» **GIVEN DATA**:
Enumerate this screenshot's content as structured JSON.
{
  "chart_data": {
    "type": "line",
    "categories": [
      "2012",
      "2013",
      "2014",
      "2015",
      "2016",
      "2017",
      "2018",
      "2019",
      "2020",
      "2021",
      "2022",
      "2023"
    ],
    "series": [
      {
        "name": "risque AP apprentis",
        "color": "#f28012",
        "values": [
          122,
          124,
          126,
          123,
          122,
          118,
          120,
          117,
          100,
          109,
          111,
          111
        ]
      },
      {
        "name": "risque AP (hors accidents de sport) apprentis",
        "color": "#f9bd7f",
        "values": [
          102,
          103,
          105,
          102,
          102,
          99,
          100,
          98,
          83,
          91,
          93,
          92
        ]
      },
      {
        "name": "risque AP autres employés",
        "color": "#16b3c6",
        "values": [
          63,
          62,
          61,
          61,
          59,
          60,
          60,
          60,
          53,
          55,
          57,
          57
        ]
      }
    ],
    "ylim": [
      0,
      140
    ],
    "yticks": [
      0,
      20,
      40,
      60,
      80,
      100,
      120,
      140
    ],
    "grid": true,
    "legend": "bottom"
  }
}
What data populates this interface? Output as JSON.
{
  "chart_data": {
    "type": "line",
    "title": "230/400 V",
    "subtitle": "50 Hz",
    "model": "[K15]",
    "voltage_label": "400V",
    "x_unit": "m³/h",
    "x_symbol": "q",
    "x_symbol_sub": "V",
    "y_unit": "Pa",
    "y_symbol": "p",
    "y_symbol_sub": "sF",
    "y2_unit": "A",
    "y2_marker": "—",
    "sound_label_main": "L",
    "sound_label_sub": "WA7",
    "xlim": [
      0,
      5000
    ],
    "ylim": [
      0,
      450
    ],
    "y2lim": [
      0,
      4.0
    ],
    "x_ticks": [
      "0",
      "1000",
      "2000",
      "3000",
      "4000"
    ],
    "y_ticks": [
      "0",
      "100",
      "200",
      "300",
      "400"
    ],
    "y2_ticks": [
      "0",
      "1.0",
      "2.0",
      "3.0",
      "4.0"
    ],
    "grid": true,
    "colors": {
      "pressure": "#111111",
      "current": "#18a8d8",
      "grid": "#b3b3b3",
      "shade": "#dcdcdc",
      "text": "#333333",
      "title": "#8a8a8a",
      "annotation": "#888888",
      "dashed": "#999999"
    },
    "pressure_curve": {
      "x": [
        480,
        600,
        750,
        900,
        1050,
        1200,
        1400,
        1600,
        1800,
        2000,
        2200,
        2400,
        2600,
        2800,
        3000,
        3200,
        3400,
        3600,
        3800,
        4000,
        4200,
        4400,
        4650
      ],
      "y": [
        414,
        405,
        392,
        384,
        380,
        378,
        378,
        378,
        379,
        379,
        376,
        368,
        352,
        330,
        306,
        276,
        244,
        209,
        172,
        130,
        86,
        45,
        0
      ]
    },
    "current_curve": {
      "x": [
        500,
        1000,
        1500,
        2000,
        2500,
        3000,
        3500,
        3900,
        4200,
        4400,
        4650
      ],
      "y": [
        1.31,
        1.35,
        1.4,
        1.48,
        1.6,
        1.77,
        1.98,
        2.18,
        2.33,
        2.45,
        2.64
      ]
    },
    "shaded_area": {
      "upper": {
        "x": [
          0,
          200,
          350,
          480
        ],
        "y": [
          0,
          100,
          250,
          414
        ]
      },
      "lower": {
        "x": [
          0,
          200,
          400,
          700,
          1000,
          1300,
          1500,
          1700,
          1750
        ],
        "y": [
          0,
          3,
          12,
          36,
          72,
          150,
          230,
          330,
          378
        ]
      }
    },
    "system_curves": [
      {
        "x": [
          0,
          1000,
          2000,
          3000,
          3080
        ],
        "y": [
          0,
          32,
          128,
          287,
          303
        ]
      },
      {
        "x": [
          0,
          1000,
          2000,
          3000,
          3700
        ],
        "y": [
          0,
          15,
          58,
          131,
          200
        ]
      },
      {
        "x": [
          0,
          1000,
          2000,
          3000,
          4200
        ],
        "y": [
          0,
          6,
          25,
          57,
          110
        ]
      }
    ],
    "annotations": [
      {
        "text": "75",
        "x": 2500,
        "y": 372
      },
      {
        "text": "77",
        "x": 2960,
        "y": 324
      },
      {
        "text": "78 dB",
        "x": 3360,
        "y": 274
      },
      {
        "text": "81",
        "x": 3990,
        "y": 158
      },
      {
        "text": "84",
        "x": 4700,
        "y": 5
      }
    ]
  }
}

» **SET PROBLEM**: Can you give every line above again, exactly as written?

» **RESPONSE**:
Enumerate this screenshot's content as structured JSON.
{
  "chart_data": {
    "type": "line",
    "categories": [
      "2012",
      "2013",
      "2014",
      "2015",
      "2016",
      "2017",
      "2018",
      "2019",
      "2020",
      "2021",
      "2022",
      "2023"
    ],
    "series": [
      {
        "name": "risque AP apprentis",
        "color": "#f28012",
        "values": [
          122,
          124,
          126,
          123,
          122,
          118,
          120,
          117,
          100,
          109,
          111,
          111
        ]
      },
      {
        "name": "risque AP (hors accidents de sport) apprentis",
        "color": "#f9bd7f",
        "values": [
          102,
          103,
          105,
          102,
          102,
          99,
          100,
          98,
          83,
          91,
          93,
          92
        ]
      },
      {
        "name": "risque AP autres employés",
        "color": "#16b3c6",
        "values": [
          63,
          62,
          61,
          61,
          59,
          60,
          60,
          60,
          53,
          55,
          57,
          57
        ]
      }
    ],
    "ylim": [
      0,
      140
    ],
    "yticks": [
      0,
      20,
      40,
      60,
      80,
      100,
      120,
      140
    ],
    "grid": true,
    "legend": "bottom"
  }
}
What data populates this interface? Output as JSON.
{
  "chart_data": {
    "type": "line",
    "title": "230/400 V",
    "subtitle": "50 Hz",
    "model": "[K15]",
    "voltage_label": "400V",
    "x_unit": "m³/h",
    "x_symbol": "q",
    "x_symbol_sub": "V",
    "y_unit": "Pa",
    "y_symbol": "p",
    "y_symbol_sub": "sF",
    "y2_unit": "A",
    "y2_marker": "—",
    "sound_label_main": "L",
    "sound_label_sub": "WA7",
    "xlim": [
      0,
      5000
    ],
    "ylim": [
      0,
      450
    ],
    "y2lim": [
      0,
      4.0
    ],
    "x_ticks": [
      "0",
      "1000",
      "2000",
      "3000",
      "4000"
    ],
    "y_ticks": [
      "0",
      "100",
      "200",
      "300",
      "400"
    ],
    "y2_ticks": [
      "0",
      "1.0",
      "2.0",
      "3.0",
      "4.0"
    ],
    "grid": true,
    "colors": {
      "pressure": "#111111",
      "current": "#18a8d8",
      "grid": "#b3b3b3",
      "shade": "#dcdcdc",
      "text": "#333333",
      "title": "#8a8a8a",
      "annotation": "#888888",
      "dashed": "#999999"
    },
    "pressure_curve": {
      "x": [
        480,
        600,
        750,
        900,
        1050,
        1200,
        1400,
        1600,
        1800,
        2000,
        2200,
        2400,
        2600,
        2800,
        3000,
        3200,
        3400,
        3600,
        3800,
        4000,
        4200,
        4400,
        4650
      ],
      "y": [
        414,
        405,
        392,
        384,
        380,
        378,
        378,
        378,
        379,
        379,
        376,
        368,
        352,
        330,
        306,
        276,
        244,
        209,
        172,
        130,
        86,
        45,
        0
      ]
    },
    "current_curve": {
      "x": [
        500,
        1000,
        1500,
        2000,
        2500,
        3000,
        3500,
        3900,
        4200,
        4400,
        4650
      ],
      "y": [
        1.31,
        1.35,
        1.4,
        1.48,
        1.6,
        1.77,
        1.98,
        2.18,
        2.33,
        2.45,
        2.64
      ]
    },
    "shaded_area": {
      "upper": {
        "x": [
          0,
          200,
          350,
          480
        ],
        "y": [
          0,
          100,
          250,
          414
        ]
      },
      "lower": {
        "x": [
          0,
          200,
          400,
          700,
          1000,
          1300,
          1500,
          1700,
          1750
        ],
        "y": [
          0,
          3,
          12,
          36,
          72,
          150,
          230,
          330,
          378
        ]
      }
    },
    "system_curves": [
      {
        "x": [
          0,
          1000,
          2000,
          3000,
          3080
        ],
        "y": [
          0,
          32,
          128,
          287,
          303
        ]
      },
      {
        "x": [
          0,
          1000,
          2000,
          3000,
          3700
        ],
        "y": [
          0,
          15,
          58,
          131,
          200
        ]
      },
      {
        "x": [
          0,
          1000,
          2000,
          3000,
          4200
        ],
        "y": [
          0,
          6,
          25,
          57,
          110
        ]
      }
    ],
    "annotations": [
      {
        "text": "75",
        "x": 2500,
        "y": 372
      },
      {
        "text": "77",
        "x": 2960,
        "y": 324
      },
      {
        "text": "78 dB",
        "x": 3360,
        "y": 274
      },
      {
        "text": "81",
        "x": 3990,
        "y": 158
      },
      {
        "text": "84",
        "x": 4700,
        "y": 5
      }
    ]
  }
}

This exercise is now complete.